### Texto proporcionado:

Pero el problema va más allá de Rusia. El uso y el abuso de los datos personales es un problema general. Las grandes corporaciones de internet americanas se dedican a captar y traficar a gran escala con nuestros datos –enriquecidos día a día con el historial de nuestra navegación– con fines comerciales. La compraventa de datos privados de los internautas mueve ya al año un negocio de 200.000 millones de dólares. Como alertaba en un reciente artículo en The New York Times el responsable de la política de seguridad y privacidad de Intel, David A. Hoffman, hoy puede adquirirse online la información personal de cualquier individuo por sólo 10 dólares. Todo lo que volcamos  en la red es susceptible de ser utilizado.

Gracias a nuestra complicidad y nuestra desidia, los grandes grupos de internet saben muchas cosas de nosotros y mercadean con ello diariamente, en un sistema que la ensayista norteamericana Shoshanna Zuboff, exprofesora de la escuela de negocios de Harvard, ha definido como “capitalismo de vigilancia”. En principio, esta monitorización de nuestras vidas tiene sólo fines comerciales. Pero la puerta está abierta a usos muchísimo  más peligrosos.

Facebook acaba de recibir una multa récord en EE.UU. de 5.000 millones de dólares por haber cedido ilegalmente a terceros los datos de 80 millones de usuarios norteamericanos para lo que aparentaba ser un estudio sociológico. No lo era en absoluto. La empresa que los recibió, Cambridge Analytica –vinculada al ultraderechista Steve Bannon, antiguo gurú de Trump e impulsor de una internacional de la extrema derecha–, utilizó los datos para realizar en el 2016 una campaña selectiva entre el electorado demócrata, mediante el envío de bulos e informaciones falsas, con el fin de desincentivar el voto, sobre todo de los negros.

### Información mostrada:
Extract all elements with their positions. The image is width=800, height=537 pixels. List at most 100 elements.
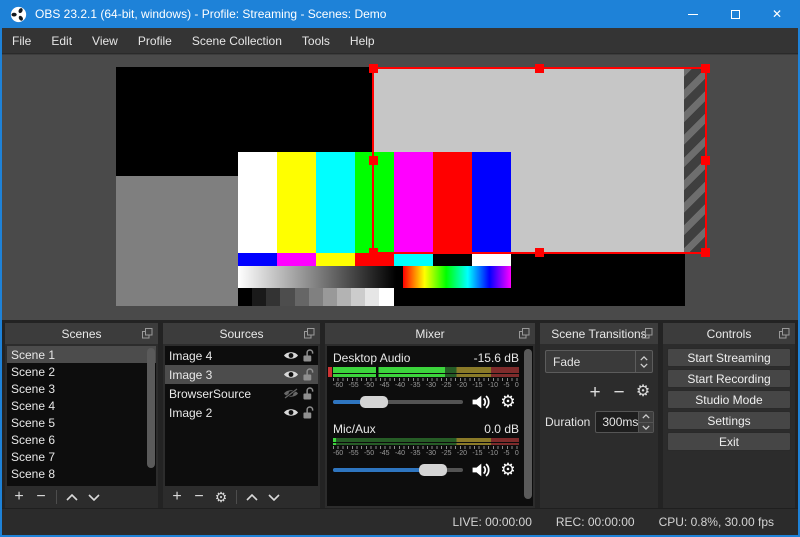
menu-scene-collection[interactable]: Scene Collection [182,28,292,53]
remove-transition-button[interactable]: − [609,382,629,402]
detach-panel-icon[interactable] [642,328,653,339]
start-streaming-button[interactable]: Start Streaming [667,348,791,367]
move-scene-up-button[interactable] [62,487,82,507]
source-item[interactable]: Image 3 [165,365,318,384]
scene-item[interactable]: Scene 5 [7,414,156,431]
add-source-button[interactable]: + [167,487,187,507]
chevron-up-icon [642,414,650,419]
meter-scale: -60-55-50-45-40-35-30-25-20-15-10-50 [333,382,519,389]
scenes-panel: Scenes Scene 1 Scene 2 Scene 3 Scene 4 S… [5,323,158,508]
close-button[interactable]: ✕ [756,0,798,28]
source-gray-rect [116,176,239,306]
scene-item[interactable]: Scene 8 [7,465,156,482]
chevron-up-icon [246,494,258,501]
controls-panel: Controls Start Streaming Start Recording… [663,323,795,508]
add-transition-button[interactable]: + [585,382,605,402]
audio-settings-button[interactable]: ⚙ [497,461,519,479]
track-db-value: 0.0 dB [484,422,519,436]
live-time: LIVE: 00:00:00 [452,515,531,529]
sources-header: Sources [163,323,320,344]
source-item[interactable]: Image 2 [165,403,318,422]
transition-properties-button[interactable]: ⚙ [633,382,653,402]
mixer-scrollbar[interactable] [524,349,532,499]
track-db-value: -15.6 dB [474,351,519,365]
mute-speaker-button[interactable] [469,393,491,411]
detach-panel-icon[interactable] [779,328,790,339]
menu-tools[interactable]: Tools [292,28,340,53]
scene-item[interactable]: Scene 7 [7,448,156,465]
resize-handle-top-center[interactable] [535,64,544,73]
controls-title: Controls [707,327,752,341]
studio-mode-button[interactable]: Studio Mode [667,390,791,409]
source-item[interactable]: Image 4 [165,346,318,365]
lock-open-icon[interactable] [303,387,314,400]
scene-item[interactable]: Scene 6 [7,431,156,448]
volume-slider[interactable] [333,396,463,408]
move-source-down-button[interactable] [264,487,284,507]
menu-help[interactable]: Help [340,28,385,53]
source-properties-button[interactable]: ⚙ [211,487,231,507]
volume-slider[interactable] [333,464,463,476]
lock-open-icon[interactable] [303,349,314,362]
source-item[interactable]: BrowserSource [165,384,318,403]
resize-handle-bottom-right[interactable] [701,248,710,257]
gear-icon: ⚙ [500,460,515,480]
detach-panel-icon[interactable] [304,328,315,339]
transitions-header: Scene Transitions [540,323,658,344]
menu-view[interactable]: View [82,28,128,53]
volume-slider-thumb[interactable] [419,464,447,476]
menu-profile[interactable]: Profile [128,28,182,53]
resize-handle-top-right[interactable] [701,64,710,73]
move-scene-down-button[interactable] [84,487,104,507]
resize-handle-mid-right[interactable] [701,156,710,165]
remove-source-button[interactable]: − [189,487,209,507]
combo-spinner[interactable] [635,351,652,372]
visibility-eye-icon[interactable] [283,350,299,361]
mixer-header: Mixer [325,323,535,344]
visibility-eye-icon[interactable] [283,369,299,380]
menu-file[interactable]: File [2,28,41,53]
duration-spinbox[interactable]: 300ms [595,411,654,433]
add-scene-button[interactable]: + [9,487,29,507]
scenes-scrollbar[interactable] [147,348,155,468]
audio-settings-button[interactable]: ⚙ [497,393,519,411]
resize-handle-bottom-center[interactable] [535,248,544,257]
meter-tick-marks [333,378,519,381]
lock-open-icon[interactable] [303,368,314,381]
scene-item[interactable]: Scene 4 [7,397,156,414]
resize-handle-bottom-left[interactable] [369,248,378,257]
visibility-eye-off-icon[interactable] [283,388,299,399]
duration-label: Duration [545,415,590,429]
move-source-up-button[interactable] [242,487,262,507]
sources-list: Image 4 Image 3 BrowserSource [165,346,318,486]
preview-canvas[interactable] [2,54,798,320]
scene-item[interactable]: Scene 2 [7,363,156,380]
lock-open-icon[interactable] [303,406,314,419]
resize-handle-mid-left[interactable] [369,156,378,165]
detach-panel-icon[interactable] [142,328,153,339]
selection-bounding-box[interactable] [372,67,707,254]
visibility-eye-icon[interactable] [283,407,299,418]
detach-panel-icon[interactable] [519,328,530,339]
scenes-title: Scenes [61,327,101,341]
exit-button[interactable]: Exit [667,432,791,451]
maximize-button[interactable] [714,0,756,28]
mute-speaker-button[interactable] [469,461,491,479]
resize-handle-top-left[interactable] [369,64,378,73]
scene-item[interactable]: Scene 3 [7,380,156,397]
transition-select[interactable]: Fade [545,350,653,373]
scene-item[interactable]: Scene 1 [7,346,156,363]
speaker-icon [471,462,490,478]
start-recording-button[interactable]: Start Recording [667,369,791,388]
minimize-button[interactable] [672,0,714,28]
scene-item[interactable]: Scene 9 [7,482,156,486]
volume-slider-thumb[interactable] [360,396,388,408]
menu-edit[interactable]: Edit [41,28,82,53]
source-name: Image 2 [169,406,212,420]
remove-scene-button[interactable]: − [31,487,51,507]
sources-title: Sources [219,327,263,341]
duration-decrease-button[interactable] [638,423,653,433]
settings-button[interactable]: Settings [667,411,791,430]
title-bar: OBS 23.2.1 (64-bit, windows) - Profile: … [2,0,798,28]
duration-increase-button[interactable] [638,412,653,423]
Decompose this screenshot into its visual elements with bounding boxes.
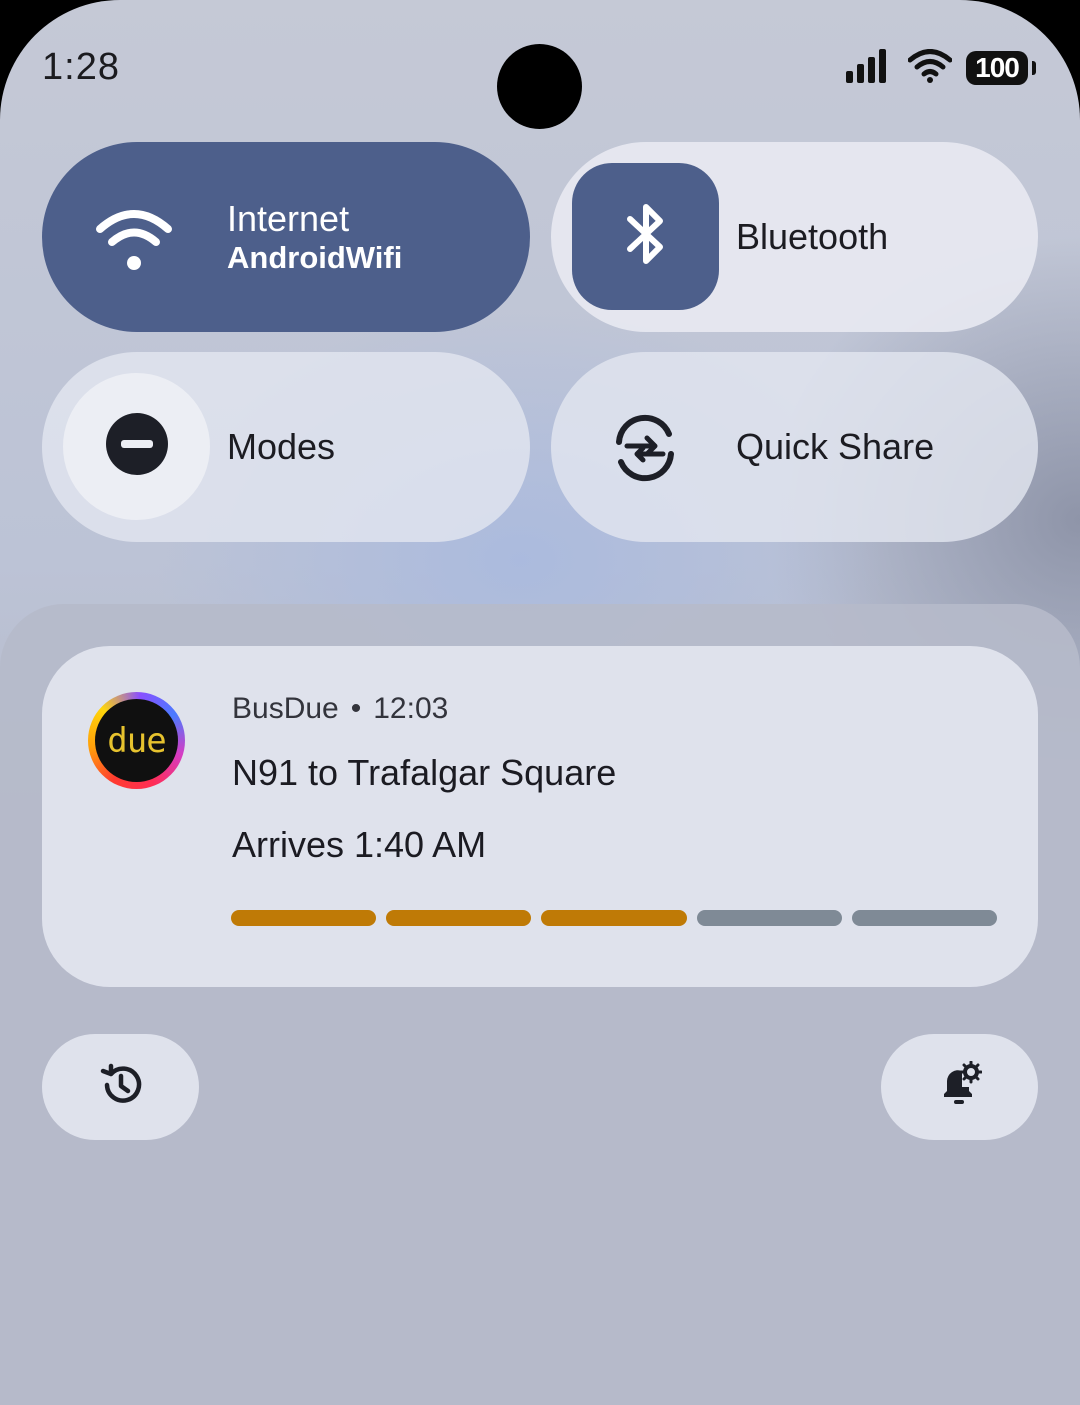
battery-icon: 100 [966, 51, 1036, 85]
notification-time: 12:03 [373, 692, 449, 725]
notification-text: Arrives 1:40 AM [232, 824, 487, 865]
notification-settings-button[interactable] [881, 1034, 1038, 1140]
notification-settings-icon [938, 1060, 982, 1114]
arrival-progress [231, 910, 998, 926]
busdue-notification[interactable]: due BusDue • 12:03 N91 to Trafalgar Square… [42, 646, 1038, 987]
busdue-app-icon: due [88, 692, 185, 789]
status-time: 1:28 [42, 46, 120, 88]
history-icon [99, 1063, 143, 1112]
notification-history-button[interactable] [42, 1034, 199, 1140]
status-bar: 1:28 100 [0, 0, 1080, 140]
modes-tile[interactable]: Modes [42, 352, 530, 542]
internet-network-name: AndroidWifi [227, 240, 403, 275]
do-not-disturb-icon [105, 413, 168, 480]
battery-level: 100 [975, 52, 1020, 83]
internet-tile[interactable]: Internet AndroidWifi [42, 142, 530, 332]
notification-header: BusDue • 12:03 [232, 692, 448, 726]
notification-app-name: BusDue [232, 692, 339, 725]
camera-cutout [497, 44, 582, 129]
internet-label: Internet [227, 198, 350, 239]
status-icons: 100 [846, 48, 1036, 88]
modes-toggle[interactable] [63, 373, 210, 520]
progress-segment [851, 910, 998, 926]
header-separator: • [350, 692, 362, 725]
wifi-icon [907, 48, 953, 88]
busdue-app-icon-text: due [95, 699, 178, 782]
progress-segment [541, 910, 687, 926]
bluetooth-icon [624, 201, 668, 272]
signal-icon [846, 48, 894, 88]
notification-title: N91 to Trafalgar Square [232, 752, 617, 793]
wifi-icon [94, 200, 174, 280]
progress-segment [386, 910, 532, 926]
progress-segment [696, 910, 842, 926]
modes-label: Modes [227, 426, 336, 467]
quick-share-label: Quick Share [736, 426, 935, 467]
quick-share-tile[interactable]: Quick Share [551, 352, 1038, 542]
progress-segment [231, 910, 377, 926]
notification-shade: 1:28 100 Internet AndroidWifi Bluetooth … [0, 0, 1080, 1405]
quick-share-icon [611, 414, 679, 482]
bluetooth-tile[interactable]: Bluetooth [551, 142, 1038, 332]
bluetooth-label: Bluetooth [736, 216, 889, 257]
bluetooth-toggle[interactable] [572, 163, 719, 310]
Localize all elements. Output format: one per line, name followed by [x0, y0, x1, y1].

### Ejercicios:
1. Reescribe en forma de lista el párrafo del texto sobre los datos personales que empieza por "Facebook acaba de recibir" y conserva sus datos principales.
2. Traduce al inglés esta oración del texto sobre los datos personales: "La compraventa de datos privados de los internautas mueve ya al año un negocio de 200.000 millones de dólares."

### Respuestas desarrolladas:
1.
- Facebook recibió en EE.UU. una multa récord de 5.000 millones de dólares.
- El motivo fue haber cedido ilegalmente a terceros los datos de 80 millones de usuarios norteamericanos para lo que aparentaba ser un estudio sociológico, aunque no lo era.
- La empresa receptora fue Cambridge Analytica, vinculada al ultraderechista Steve Bannon, antiguo gurú de Trump e impulsor de una internacional de la extrema derecha.
- En 2016, Cambridge Analytica usó esos datos para una campaña selectiva entre el electorado demócrata.
- La campaña consistió en el envío de bulos e informaciones falsas para desincentivar el voto, sobre todo de los negros.

2. The buying and selling of internet users' private data already generates a business worth 200 billion dollars a year.